(Figure data in JSON)
━━━━━━━━━━
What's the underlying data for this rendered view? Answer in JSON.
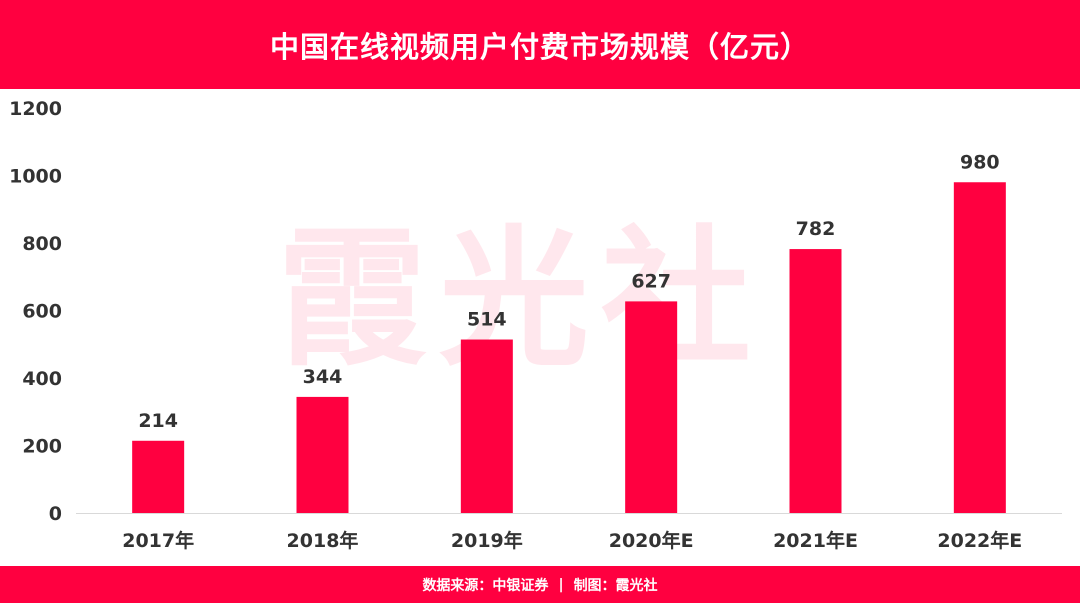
{
  "chart_data": {
    "type": "bar",
    "title": "中国在线视频用户付费市场规模（亿元）",
    "categories": [
      "2017年",
      "2018年",
      "2019年",
      "2020年E",
      "2021年E",
      "2022年E"
    ],
    "values": [
      214,
      344,
      514,
      627,
      782,
      980
    ],
    "value_labels": [
      "214",
      "344",
      "514",
      "627",
      "782",
      "980"
    ],
    "yticks": [
      "0",
      "200",
      "400",
      "600",
      "800",
      "1000",
      "1200"
    ],
    "ylim": [
      0,
      1200
    ],
    "grid": false,
    "bar_color": "#ff0040",
    "text_color": "#333333"
  },
  "footer": {
    "source": "数据来源：中银证券",
    "separator": "|",
    "credit": "制图：霞光社"
  },
  "watermark": "霞光社"
}
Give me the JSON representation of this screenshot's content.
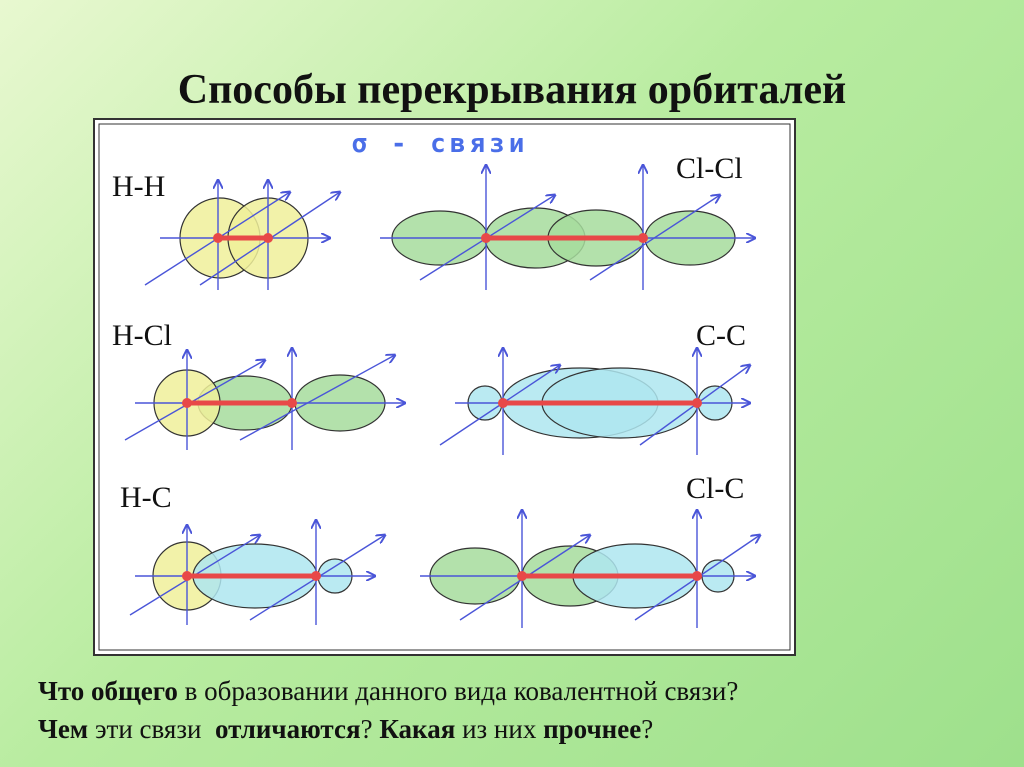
━━━━━━━━━━
* **Given exercise**
Reproduce the entries above word for word. Pictures stay out.

* **Completed task**
What's the underlying data for this rendered view? Answer in JSON.
{
  "chart_data": {
    "type": "bar",
    "title": "中国在线视频用户付费市场规模（亿元）",
    "categories": [
      "2017年",
      "2018年",
      "2019年",
      "2020年E",
      "2021年E",
      "2022年E"
    ],
    "values": [
      214,
      344,
      514,
      627,
      782,
      980
    ],
    "value_labels": [
      "214",
      "344",
      "514",
      "627",
      "782",
      "980"
    ],
    "yticks": [
      "0",
      "200",
      "400",
      "600",
      "800",
      "1000",
      "1200"
    ],
    "ylim": [
      0,
      1200
    ],
    "grid": false,
    "bar_color": "#ff0040",
    "text_color": "#333333"
  },
  "footer": {
    "source": "数据来源：中银证券",
    "separator": "|",
    "credit": "制图：霞光社"
  },
  "watermark": "霞光社"
}
Give me the JSON representation of this screenshot's content.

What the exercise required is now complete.